• _Work to complete_: For each line below that contains the string "Task", copy that line.

** begin The data **

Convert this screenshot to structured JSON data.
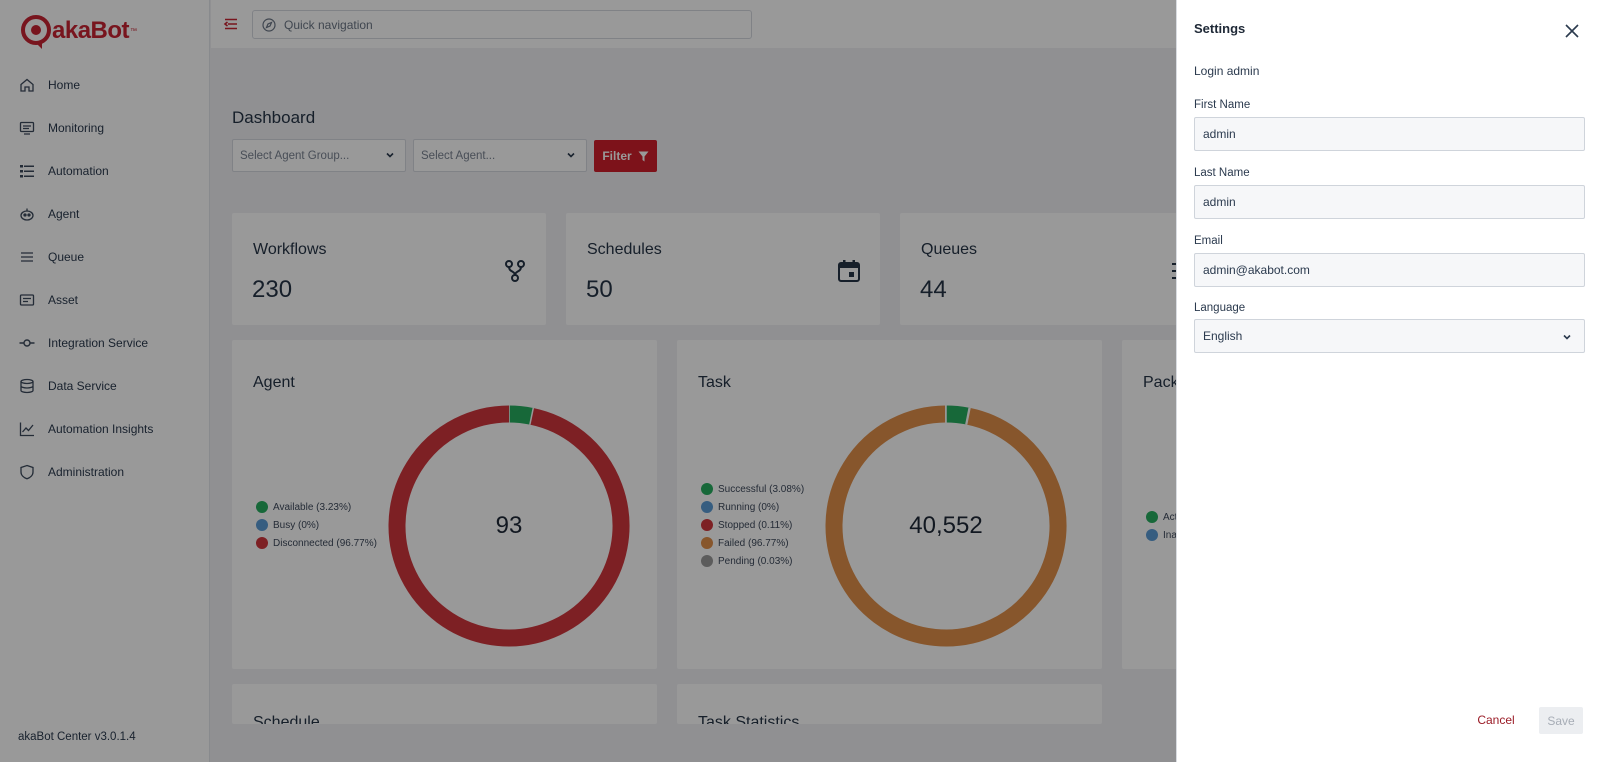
{
  "brand": {
    "name": "akaBot",
    "trademark": "™",
    "accent": "#c82333"
  },
  "search": {
    "placeholder": "Quick navigation"
  },
  "sidebar": {
    "items": [
      {
        "label": "Home",
        "icon": "home-icon"
      },
      {
        "label": "Monitoring",
        "icon": "monitoring-icon"
      },
      {
        "label": "Automation",
        "icon": "automation-icon"
      },
      {
        "label": "Agent",
        "icon": "agent-icon"
      },
      {
        "label": "Queue",
        "icon": "queue-icon"
      },
      {
        "label": "Asset",
        "icon": "asset-icon"
      },
      {
        "label": "Integration Service",
        "icon": "integration-icon"
      },
      {
        "label": "Data Service",
        "icon": "database-icon"
      },
      {
        "label": "Automation Insights",
        "icon": "insights-icon"
      },
      {
        "label": "Administration",
        "icon": "shield-icon"
      }
    ],
    "version": "akaBot Center v3.0.1.4"
  },
  "dashboard": {
    "title": "Dashboard",
    "agent_group_placeholder": "Select Agent Group...",
    "agent_placeholder": "Select Agent...",
    "filter_label": "Filter",
    "stats": [
      {
        "title": "Workflows",
        "value": "230",
        "icon": "workflow-icon"
      },
      {
        "title": "Schedules",
        "value": "50",
        "icon": "calendar-icon"
      },
      {
        "title": "Queues",
        "value": "44",
        "icon": "queue-stat-icon"
      }
    ],
    "lower_titles": {
      "schedule": "Schedule",
      "task_statistics": "Task Statistics"
    }
  },
  "chart_data": [
    {
      "type": "pie",
      "title": "Agent",
      "center_label": "93",
      "legend_labels": [
        "Available (3.23%)",
        "Busy (0%)",
        "Disconnected (96.77%)"
      ],
      "categories": [
        "Available",
        "Busy",
        "Disconnected"
      ],
      "values": [
        3.23,
        0,
        96.77
      ],
      "colors": [
        "#27ae60",
        "#5b9bd5",
        "#d0363d"
      ]
    },
    {
      "type": "pie",
      "title": "Task",
      "center_label": "40,552",
      "legend_labels": [
        "Successful (3.08%)",
        "Running (0%)",
        "Stopped (0.11%)",
        "Failed (96.77%)",
        "Pending (0.03%)"
      ],
      "categories": [
        "Successful",
        "Running",
        "Stopped",
        "Failed",
        "Pending"
      ],
      "values": [
        3.08,
        0,
        0.11,
        96.77,
        0.03
      ],
      "colors": [
        "#27ae60",
        "#5b9bd5",
        "#d0363d",
        "#e18f4a",
        "#999999"
      ]
    },
    {
      "type": "pie",
      "title": "Pack",
      "legend_labels": [
        "Act",
        "Ina"
      ],
      "categories": [
        "Act",
        "Ina"
      ],
      "colors": [
        "#27ae60",
        "#5b9bd5"
      ]
    }
  ],
  "settings": {
    "title": "Settings",
    "login_text": "Login admin",
    "first_name_label": "First Name",
    "first_name_value": "admin",
    "last_name_label": "Last Name",
    "last_name_value": "admin",
    "email_label": "Email",
    "email_value": "admin@akabot.com",
    "language_label": "Language",
    "language_value": "English",
    "cancel_label": "Cancel",
    "save_label": "Save"
  }
}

** end The data **

• _Full response_:
      "task_statistics": "Task Statistics"
      "title": "Task",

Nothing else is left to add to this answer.